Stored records
[START]

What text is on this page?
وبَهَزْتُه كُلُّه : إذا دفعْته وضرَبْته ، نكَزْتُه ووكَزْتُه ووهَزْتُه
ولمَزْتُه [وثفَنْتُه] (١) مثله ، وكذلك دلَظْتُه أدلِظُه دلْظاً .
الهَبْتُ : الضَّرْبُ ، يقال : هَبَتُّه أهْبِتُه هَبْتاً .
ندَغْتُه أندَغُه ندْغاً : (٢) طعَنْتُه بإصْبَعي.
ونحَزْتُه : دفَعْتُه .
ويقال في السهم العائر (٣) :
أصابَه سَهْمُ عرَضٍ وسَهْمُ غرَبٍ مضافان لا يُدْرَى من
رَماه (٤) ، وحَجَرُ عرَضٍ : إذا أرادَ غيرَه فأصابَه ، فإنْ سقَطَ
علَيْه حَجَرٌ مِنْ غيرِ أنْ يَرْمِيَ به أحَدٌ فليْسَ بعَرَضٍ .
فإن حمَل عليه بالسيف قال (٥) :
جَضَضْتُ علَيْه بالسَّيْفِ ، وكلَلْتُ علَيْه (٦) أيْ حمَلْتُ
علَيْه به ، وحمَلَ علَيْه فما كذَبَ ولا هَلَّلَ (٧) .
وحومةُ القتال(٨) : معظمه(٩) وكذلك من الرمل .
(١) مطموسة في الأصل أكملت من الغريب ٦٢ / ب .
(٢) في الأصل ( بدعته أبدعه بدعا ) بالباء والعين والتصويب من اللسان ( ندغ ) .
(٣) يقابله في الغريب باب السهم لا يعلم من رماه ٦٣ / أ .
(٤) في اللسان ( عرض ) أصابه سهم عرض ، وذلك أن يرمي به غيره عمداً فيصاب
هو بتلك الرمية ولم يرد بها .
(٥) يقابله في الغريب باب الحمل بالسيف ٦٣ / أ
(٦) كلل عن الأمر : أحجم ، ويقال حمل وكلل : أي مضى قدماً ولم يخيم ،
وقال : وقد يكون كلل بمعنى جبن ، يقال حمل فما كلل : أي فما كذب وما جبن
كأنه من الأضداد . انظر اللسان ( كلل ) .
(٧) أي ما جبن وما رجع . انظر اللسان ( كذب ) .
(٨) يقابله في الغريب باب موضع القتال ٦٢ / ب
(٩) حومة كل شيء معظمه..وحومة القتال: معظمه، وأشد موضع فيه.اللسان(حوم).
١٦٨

[END]

Please reproduce each record precisely as written.

What text is on this page?
وبَهَزْتُه كُلُّه : إذا دفعْته وضرَبْته ، نكَزْتُه ووكَزْتُه ووهَزْتُه
ولمَزْتُه [وثفَنْتُه] (١) مثله ، وكذلك دلَظْتُه أدلِظُه دلْظاً .
الهَبْتُ : الضَّرْبُ ، يقال : هَبَتُّه أهْبِتُه هَبْتاً .
ندَغْتُه أندَغُه ندْغاً : (٢) طعَنْتُه بإصْبَعي.
ونحَزْتُه : دفَعْتُه .
ويقال في السهم العائر (٣) :
أصابَه سَهْمُ عرَضٍ وسَهْمُ غرَبٍ مضافان لا يُدْرَى من
رَماه (٤) ، وحَجَرُ عرَضٍ : إذا أرادَ غيرَه فأصابَه ، فإنْ سقَطَ
علَيْه حَجَرٌ مِنْ غيرِ أنْ يَرْمِيَ به أحَدٌ فليْسَ بعَرَضٍ .
فإن حمَل عليه بالسيف قال (٥) :
جَضَضْتُ علَيْه بالسَّيْفِ ، وكلَلْتُ علَيْه (٦) أيْ حمَلْتُ
علَيْه به ، وحمَلَ علَيْه فما كذَبَ ولا هَلَّلَ (٧) .
وحومةُ القتال(٨) : معظمه(٩) وكذلك من الرمل .
(١) مطموسة في الأصل أكملت من الغريب ٦٢ / ب .
(٢) في الأصل ( بدعته أبدعه بدعا ) بالباء والعين والتصويب من اللسان ( ندغ ) .
(٣) يقابله في الغريب باب السهم لا يعلم من رماه ٦٣ / أ .
(٤) في اللسان ( عرض ) أصابه سهم عرض ، وذلك أن يرمي به غيره عمداً فيصاب
هو بتلك الرمية ولم يرد بها .
(٥) يقابله في الغريب باب الحمل بالسيف ٦٣ / أ
(٦) كلل عن الأمر : أحجم ، ويقال حمل وكلل : أي مضى قدماً ولم يخيم ،
وقال : وقد يكون كلل بمعنى جبن ، يقال حمل فما كلل : أي فما كذب وما جبن
كأنه من الأضداد . انظر اللسان ( كلل ) .
(٧) أي ما جبن وما رجع . انظر اللسان ( كذب ) .
(٨) يقابله في الغريب باب موضع القتال ٦٢ / ب
(٩) حومة كل شيء معظمه..وحومة القتال: معظمه، وأشد موضع فيه.اللسان(حوم).
١٦٨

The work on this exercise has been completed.